• **Required work**
Count the lines that hold the string "fluids". Reply with the number alone.

• **Supplied records**

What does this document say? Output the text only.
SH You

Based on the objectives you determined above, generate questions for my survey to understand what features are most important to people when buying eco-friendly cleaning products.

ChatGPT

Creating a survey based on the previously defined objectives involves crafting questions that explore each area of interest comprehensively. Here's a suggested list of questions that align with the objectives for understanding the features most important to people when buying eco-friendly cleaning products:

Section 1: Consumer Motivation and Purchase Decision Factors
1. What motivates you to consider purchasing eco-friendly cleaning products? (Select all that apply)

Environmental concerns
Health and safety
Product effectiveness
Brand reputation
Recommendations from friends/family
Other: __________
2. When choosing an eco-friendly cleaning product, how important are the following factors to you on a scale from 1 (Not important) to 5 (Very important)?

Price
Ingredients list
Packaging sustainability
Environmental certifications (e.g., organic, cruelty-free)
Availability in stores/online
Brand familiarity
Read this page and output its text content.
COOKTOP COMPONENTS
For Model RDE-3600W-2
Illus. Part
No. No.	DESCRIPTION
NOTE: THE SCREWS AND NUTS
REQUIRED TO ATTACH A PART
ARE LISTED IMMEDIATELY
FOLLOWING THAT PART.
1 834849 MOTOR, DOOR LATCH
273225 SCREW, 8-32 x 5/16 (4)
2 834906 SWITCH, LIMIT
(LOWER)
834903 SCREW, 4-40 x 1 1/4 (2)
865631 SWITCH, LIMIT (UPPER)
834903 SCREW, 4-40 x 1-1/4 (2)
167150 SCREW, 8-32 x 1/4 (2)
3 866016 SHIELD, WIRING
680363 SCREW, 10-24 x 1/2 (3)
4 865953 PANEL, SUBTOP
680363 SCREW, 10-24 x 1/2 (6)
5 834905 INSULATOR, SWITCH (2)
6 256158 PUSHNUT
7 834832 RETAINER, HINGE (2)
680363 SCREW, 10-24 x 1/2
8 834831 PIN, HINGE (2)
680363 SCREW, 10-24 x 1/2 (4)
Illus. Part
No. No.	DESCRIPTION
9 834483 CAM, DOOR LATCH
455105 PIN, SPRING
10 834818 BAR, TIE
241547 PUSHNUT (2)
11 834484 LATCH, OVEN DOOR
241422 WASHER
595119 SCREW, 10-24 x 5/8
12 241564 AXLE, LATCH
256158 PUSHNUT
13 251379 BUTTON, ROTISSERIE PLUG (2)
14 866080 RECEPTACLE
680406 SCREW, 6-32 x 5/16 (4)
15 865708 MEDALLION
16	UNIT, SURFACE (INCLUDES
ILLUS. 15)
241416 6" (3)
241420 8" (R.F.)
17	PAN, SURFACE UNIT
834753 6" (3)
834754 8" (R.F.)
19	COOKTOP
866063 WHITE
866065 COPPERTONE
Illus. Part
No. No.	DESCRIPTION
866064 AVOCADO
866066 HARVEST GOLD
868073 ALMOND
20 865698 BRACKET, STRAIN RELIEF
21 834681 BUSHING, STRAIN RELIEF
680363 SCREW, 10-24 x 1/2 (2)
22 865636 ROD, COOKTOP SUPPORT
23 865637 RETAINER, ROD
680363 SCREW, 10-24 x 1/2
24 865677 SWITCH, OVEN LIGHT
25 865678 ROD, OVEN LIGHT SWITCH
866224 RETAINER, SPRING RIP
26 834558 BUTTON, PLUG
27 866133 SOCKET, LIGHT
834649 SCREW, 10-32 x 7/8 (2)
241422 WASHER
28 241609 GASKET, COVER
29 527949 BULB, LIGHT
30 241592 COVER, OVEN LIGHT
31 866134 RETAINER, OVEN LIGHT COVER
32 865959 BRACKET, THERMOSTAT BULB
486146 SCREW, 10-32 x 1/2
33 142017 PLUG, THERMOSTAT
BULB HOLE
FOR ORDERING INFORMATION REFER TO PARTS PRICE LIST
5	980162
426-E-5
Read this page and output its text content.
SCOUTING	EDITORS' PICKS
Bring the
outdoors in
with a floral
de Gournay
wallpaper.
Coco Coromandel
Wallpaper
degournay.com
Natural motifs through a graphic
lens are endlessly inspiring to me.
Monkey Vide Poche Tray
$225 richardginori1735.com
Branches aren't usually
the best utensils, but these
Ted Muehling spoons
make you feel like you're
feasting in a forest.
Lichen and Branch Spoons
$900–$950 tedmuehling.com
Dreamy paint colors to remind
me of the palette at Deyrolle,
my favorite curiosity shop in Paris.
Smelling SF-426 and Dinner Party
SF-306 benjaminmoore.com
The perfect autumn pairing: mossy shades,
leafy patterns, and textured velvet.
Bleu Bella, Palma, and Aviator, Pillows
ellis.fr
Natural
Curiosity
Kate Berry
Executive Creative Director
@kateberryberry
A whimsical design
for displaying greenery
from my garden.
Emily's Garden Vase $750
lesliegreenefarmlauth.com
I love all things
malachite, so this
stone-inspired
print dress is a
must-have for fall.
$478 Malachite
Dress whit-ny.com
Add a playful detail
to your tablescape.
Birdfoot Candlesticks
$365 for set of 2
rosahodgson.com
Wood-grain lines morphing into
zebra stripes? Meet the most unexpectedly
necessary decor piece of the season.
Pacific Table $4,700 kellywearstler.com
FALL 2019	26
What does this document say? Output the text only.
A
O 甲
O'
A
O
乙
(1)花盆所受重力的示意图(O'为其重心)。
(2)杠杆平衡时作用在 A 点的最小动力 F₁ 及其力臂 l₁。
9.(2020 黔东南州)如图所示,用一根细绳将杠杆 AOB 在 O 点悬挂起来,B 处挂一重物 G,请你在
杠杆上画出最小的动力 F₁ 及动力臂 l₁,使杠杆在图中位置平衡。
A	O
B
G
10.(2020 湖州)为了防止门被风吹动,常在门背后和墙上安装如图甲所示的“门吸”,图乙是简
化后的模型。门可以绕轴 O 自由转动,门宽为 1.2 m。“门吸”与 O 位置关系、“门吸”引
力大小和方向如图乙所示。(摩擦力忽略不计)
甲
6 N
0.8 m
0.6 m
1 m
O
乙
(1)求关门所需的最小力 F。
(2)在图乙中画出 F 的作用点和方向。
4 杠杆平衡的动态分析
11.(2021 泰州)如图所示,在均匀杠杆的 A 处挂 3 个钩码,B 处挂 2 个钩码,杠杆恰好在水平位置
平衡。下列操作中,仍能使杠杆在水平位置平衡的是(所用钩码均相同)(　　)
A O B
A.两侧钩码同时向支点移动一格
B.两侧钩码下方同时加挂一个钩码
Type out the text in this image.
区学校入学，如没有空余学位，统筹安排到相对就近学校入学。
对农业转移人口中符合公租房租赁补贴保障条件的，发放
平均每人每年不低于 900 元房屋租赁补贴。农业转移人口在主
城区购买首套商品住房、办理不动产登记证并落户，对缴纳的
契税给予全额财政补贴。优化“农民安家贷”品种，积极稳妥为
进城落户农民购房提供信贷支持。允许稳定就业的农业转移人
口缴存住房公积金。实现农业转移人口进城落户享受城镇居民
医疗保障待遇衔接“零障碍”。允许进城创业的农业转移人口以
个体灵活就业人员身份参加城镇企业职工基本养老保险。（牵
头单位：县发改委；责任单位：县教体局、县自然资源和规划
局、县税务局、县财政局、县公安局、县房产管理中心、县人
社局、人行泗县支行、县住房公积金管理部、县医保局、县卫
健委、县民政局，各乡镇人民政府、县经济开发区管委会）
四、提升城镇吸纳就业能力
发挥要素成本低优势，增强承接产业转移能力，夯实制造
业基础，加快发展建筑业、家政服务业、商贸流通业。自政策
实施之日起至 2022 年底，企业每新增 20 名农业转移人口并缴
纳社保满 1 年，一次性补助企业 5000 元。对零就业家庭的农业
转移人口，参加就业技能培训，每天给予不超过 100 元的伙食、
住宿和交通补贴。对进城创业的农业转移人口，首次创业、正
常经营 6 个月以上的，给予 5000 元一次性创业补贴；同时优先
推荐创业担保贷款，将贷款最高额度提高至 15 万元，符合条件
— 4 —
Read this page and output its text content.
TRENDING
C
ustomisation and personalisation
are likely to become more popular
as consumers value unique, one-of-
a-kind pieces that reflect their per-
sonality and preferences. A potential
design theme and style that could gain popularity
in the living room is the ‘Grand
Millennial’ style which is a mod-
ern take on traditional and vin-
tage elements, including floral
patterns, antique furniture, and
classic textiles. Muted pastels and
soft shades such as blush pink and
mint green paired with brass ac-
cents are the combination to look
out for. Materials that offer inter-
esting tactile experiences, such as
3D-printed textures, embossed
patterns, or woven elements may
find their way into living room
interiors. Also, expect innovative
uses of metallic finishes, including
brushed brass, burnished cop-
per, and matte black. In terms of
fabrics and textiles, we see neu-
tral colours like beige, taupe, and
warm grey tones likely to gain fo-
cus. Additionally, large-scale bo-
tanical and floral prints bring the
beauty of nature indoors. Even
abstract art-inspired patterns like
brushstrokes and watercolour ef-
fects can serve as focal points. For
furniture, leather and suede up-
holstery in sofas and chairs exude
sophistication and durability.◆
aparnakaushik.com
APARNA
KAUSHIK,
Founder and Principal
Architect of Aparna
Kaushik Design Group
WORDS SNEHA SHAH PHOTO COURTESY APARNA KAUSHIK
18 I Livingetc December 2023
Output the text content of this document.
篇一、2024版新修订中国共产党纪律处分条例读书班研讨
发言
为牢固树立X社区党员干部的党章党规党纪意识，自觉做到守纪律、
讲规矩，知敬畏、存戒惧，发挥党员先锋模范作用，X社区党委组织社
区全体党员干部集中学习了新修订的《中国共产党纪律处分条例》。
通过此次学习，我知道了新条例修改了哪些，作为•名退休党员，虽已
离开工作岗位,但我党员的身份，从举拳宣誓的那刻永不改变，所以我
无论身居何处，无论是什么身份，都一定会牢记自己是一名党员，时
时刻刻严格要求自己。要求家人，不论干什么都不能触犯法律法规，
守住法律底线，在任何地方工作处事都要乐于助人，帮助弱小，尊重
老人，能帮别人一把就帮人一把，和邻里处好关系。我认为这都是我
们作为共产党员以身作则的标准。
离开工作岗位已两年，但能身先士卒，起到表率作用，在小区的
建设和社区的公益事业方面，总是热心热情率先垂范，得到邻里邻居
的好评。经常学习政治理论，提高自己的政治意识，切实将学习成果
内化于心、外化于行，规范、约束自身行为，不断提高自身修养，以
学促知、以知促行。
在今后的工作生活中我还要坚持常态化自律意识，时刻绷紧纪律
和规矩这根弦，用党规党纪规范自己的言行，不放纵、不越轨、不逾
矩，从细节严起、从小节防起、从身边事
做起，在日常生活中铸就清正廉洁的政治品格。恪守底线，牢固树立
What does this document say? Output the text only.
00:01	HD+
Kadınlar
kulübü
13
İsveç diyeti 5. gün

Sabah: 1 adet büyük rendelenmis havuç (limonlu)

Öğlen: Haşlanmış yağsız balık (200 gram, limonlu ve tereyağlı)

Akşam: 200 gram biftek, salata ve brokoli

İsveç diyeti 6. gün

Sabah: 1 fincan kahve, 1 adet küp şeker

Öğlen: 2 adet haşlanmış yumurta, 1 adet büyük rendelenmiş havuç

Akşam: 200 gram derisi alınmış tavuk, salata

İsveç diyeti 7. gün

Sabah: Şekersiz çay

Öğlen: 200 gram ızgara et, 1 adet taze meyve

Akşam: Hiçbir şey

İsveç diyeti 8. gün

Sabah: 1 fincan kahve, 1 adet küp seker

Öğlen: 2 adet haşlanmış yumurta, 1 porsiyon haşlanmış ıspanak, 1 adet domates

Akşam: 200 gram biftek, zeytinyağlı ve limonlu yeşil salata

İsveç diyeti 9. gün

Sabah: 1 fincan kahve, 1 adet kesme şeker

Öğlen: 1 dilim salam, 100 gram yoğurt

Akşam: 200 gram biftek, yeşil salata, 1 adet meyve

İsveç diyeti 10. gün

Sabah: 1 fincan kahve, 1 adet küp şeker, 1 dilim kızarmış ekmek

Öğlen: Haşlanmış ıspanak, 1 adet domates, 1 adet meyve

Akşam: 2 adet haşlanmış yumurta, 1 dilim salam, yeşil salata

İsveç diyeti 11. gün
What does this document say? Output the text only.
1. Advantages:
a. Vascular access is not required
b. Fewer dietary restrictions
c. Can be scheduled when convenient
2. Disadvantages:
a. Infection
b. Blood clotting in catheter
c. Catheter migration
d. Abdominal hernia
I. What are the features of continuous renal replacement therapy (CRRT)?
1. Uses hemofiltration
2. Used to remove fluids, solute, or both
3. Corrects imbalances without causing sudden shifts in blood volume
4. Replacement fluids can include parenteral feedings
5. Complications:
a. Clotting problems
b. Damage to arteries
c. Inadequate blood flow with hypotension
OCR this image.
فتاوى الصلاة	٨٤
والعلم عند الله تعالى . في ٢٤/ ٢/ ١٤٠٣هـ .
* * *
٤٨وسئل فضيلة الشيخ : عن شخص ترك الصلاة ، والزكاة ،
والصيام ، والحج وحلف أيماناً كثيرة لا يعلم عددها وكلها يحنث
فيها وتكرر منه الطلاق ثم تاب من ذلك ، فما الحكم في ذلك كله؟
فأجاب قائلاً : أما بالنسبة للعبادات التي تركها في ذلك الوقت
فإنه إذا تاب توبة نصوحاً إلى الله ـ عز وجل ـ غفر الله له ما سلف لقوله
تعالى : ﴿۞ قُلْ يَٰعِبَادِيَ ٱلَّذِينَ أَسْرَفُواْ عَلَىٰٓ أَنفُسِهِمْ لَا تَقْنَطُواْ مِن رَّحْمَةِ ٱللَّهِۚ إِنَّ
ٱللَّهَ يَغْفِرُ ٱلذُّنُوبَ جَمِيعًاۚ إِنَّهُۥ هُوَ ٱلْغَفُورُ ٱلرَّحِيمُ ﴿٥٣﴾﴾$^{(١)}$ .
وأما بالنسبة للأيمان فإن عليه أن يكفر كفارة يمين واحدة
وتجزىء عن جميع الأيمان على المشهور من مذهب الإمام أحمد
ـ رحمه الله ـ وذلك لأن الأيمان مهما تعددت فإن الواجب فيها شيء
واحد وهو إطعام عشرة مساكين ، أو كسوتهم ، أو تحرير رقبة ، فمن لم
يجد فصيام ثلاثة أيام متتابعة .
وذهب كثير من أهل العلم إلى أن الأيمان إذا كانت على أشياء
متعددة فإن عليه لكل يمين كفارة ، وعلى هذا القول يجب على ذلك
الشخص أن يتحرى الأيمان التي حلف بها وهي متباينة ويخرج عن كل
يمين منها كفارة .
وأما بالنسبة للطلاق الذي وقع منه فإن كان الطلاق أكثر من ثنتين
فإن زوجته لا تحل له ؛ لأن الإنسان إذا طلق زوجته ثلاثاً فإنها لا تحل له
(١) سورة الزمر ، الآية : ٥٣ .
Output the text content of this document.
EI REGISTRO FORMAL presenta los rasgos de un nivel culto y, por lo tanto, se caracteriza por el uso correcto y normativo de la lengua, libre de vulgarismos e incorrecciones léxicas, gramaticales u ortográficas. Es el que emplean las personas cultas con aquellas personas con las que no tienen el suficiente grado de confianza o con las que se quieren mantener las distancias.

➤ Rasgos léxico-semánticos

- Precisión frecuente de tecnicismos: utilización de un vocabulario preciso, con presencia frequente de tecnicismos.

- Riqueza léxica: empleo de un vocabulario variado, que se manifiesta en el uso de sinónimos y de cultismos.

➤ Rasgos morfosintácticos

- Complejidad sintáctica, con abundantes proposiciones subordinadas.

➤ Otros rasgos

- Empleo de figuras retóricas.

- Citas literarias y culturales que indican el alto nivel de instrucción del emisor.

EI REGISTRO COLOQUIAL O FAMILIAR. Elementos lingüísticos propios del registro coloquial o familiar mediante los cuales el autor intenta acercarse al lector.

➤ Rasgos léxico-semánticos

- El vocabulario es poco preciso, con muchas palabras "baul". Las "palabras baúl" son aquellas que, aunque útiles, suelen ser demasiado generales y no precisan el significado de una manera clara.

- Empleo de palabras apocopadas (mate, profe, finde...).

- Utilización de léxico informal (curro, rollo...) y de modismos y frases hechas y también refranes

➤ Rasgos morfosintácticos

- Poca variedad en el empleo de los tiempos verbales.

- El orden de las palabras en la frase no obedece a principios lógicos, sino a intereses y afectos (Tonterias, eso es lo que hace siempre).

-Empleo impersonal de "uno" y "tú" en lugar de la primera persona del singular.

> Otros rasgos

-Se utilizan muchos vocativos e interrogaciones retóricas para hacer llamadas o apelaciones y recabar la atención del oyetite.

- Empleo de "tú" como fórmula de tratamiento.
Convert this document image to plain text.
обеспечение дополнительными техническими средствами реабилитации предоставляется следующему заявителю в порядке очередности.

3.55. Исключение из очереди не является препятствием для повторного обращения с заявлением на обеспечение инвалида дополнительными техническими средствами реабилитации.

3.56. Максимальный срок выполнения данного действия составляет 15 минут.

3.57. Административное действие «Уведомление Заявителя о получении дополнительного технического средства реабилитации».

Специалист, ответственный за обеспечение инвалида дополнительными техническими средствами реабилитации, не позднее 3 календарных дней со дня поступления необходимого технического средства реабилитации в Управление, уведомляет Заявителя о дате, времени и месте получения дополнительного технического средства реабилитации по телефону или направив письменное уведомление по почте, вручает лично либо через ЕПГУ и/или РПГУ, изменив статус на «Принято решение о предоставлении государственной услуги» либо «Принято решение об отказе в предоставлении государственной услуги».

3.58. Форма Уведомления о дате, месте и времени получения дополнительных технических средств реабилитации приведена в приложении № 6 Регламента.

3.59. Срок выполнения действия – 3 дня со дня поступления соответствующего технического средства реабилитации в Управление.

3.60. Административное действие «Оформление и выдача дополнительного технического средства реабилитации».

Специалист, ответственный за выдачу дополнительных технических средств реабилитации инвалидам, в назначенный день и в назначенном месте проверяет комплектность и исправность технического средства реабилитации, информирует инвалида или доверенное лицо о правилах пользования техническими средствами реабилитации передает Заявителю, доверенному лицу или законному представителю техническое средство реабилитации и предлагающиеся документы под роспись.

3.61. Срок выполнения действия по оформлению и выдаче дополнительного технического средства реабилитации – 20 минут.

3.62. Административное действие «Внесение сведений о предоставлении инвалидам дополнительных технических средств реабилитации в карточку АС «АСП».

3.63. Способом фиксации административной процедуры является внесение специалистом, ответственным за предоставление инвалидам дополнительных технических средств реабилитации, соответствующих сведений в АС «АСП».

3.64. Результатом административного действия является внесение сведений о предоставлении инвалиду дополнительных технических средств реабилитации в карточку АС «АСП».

• **Full answer**
2